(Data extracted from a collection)
+===+

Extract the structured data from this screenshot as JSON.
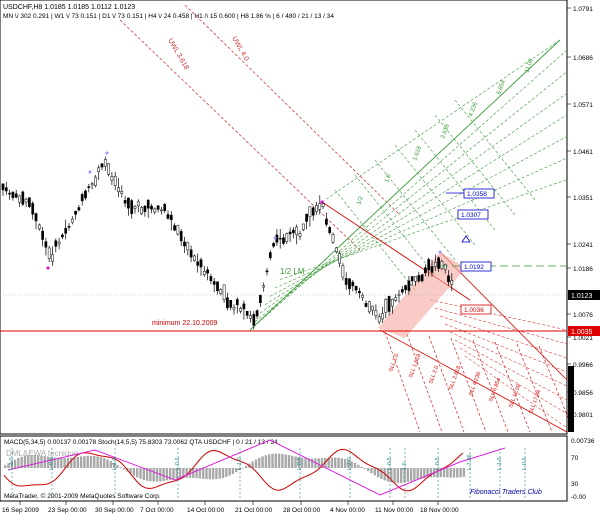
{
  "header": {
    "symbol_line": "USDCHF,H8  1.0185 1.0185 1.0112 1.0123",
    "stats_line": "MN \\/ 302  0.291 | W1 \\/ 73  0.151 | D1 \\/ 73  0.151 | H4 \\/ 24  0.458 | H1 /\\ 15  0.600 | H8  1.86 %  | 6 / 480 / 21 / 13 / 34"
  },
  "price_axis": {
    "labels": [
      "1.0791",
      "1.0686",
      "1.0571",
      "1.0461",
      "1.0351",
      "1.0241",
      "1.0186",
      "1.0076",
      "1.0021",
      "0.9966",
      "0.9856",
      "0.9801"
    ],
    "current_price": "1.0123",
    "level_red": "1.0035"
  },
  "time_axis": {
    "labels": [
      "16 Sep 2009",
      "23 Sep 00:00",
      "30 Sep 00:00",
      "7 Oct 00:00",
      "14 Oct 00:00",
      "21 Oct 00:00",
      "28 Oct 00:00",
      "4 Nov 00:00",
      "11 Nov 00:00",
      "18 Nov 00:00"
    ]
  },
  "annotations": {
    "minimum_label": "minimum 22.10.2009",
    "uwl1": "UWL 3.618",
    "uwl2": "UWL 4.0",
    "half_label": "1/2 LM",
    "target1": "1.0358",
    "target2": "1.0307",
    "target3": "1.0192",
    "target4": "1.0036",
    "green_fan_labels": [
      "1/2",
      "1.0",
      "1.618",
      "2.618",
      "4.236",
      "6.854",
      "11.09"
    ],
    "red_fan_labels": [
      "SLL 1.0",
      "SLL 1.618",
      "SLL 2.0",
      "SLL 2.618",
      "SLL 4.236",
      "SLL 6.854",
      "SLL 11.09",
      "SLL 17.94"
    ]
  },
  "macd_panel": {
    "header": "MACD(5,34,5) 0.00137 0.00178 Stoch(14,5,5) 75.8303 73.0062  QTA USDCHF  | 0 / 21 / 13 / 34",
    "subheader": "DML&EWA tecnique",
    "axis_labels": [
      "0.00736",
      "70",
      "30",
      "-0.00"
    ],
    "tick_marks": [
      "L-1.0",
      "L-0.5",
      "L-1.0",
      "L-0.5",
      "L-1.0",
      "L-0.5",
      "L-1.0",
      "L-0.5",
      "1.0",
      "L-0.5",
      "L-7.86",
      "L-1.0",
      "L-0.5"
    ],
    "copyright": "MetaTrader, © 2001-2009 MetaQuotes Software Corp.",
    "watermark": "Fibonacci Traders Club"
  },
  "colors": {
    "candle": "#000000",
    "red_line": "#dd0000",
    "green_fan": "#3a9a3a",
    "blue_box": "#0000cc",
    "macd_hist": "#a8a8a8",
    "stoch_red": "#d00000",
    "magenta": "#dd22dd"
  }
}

+===+

WORK REQUIRED:
Copy every record above exactly, leaving out the pictures.

CORRECT RESPONSE:
Extract the structured data from this screenshot as JSON.
{
  "header": {
    "symbol_line": "USDCHF,H8  1.0185 1.0185 1.0112 1.0123",
    "stats_line": "MN \\/ 302  0.291 | W1 \\/ 73  0.151 | D1 \\/ 73  0.151 | H4 \\/ 24  0.458 | H1 /\\ 15  0.600 | H8  1.86 %  | 6 / 480 / 21 / 13 / 34"
  },
  "price_axis": {
    "labels": [
      "1.0791",
      "1.0686",
      "1.0571",
      "1.0461",
      "1.0351",
      "1.0241",
      "1.0186",
      "1.0076",
      "1.0021",
      "0.9966",
      "0.9856",
      "0.9801"
    ],
    "current_price": "1.0123",
    "level_red": "1.0035"
  },
  "time_axis": {
    "labels": [
      "16 Sep 2009",
      "23 Sep 00:00",
      "30 Sep 00:00",
      "7 Oct 00:00",
      "14 Oct 00:00",
      "21 Oct 00:00",
      "28 Oct 00:00",
      "4 Nov 00:00",
      "11 Nov 00:00",
      "18 Nov 00:00"
    ]
  },
  "annotations": {
    "minimum_label": "minimum 22.10.2009",
    "uwl1": "UWL 3.618",
    "uwl2": "UWL 4.0",
    "half_label": "1/2 LM",
    "target1": "1.0358",
    "target2": "1.0307",
    "target3": "1.0192",
    "target4": "1.0036",
    "green_fan_labels": [
      "1/2",
      "1.0",
      "1.618",
      "2.618",
      "4.236",
      "6.854",
      "11.09"
    ],
    "red_fan_labels": [
      "SLL 1.0",
      "SLL 1.618",
      "SLL 2.0",
      "SLL 2.618",
      "SLL 4.236",
      "SLL 6.854",
      "SLL 11.09",
      "SLL 17.94"
    ]
  },
  "macd_panel": {
    "header": "MACD(5,34,5) 0.00137 0.00178 Stoch(14,5,5) 75.8303 73.0062  QTA USDCHF  | 0 / 21 / 13 / 34",
    "subheader": "DML&EWA tecnique",
    "axis_labels": [
      "0.00736",
      "70",
      "30",
      "-0.00"
    ],
    "tick_marks": [
      "L-1.0",
      "L-0.5",
      "L-1.0",
      "L-0.5",
      "L-1.0",
      "L-0.5",
      "L-1.0",
      "L-0.5",
      "1.0",
      "L-0.5",
      "L-7.86",
      "L-1.0",
      "L-0.5"
    ],
    "copyright": "MetaTrader, © 2001-2009 MetaQuotes Software Corp.",
    "watermark": "Fibonacci Traders Club"
  },
  "colors": {
    "candle": "#000000",
    "red_line": "#dd0000",
    "green_fan": "#3a9a3a",
    "blue_box": "#0000cc",
    "macd_hist": "#a8a8a8",
    "stoch_red": "#d00000",
    "magenta": "#dd22dd"
  }
}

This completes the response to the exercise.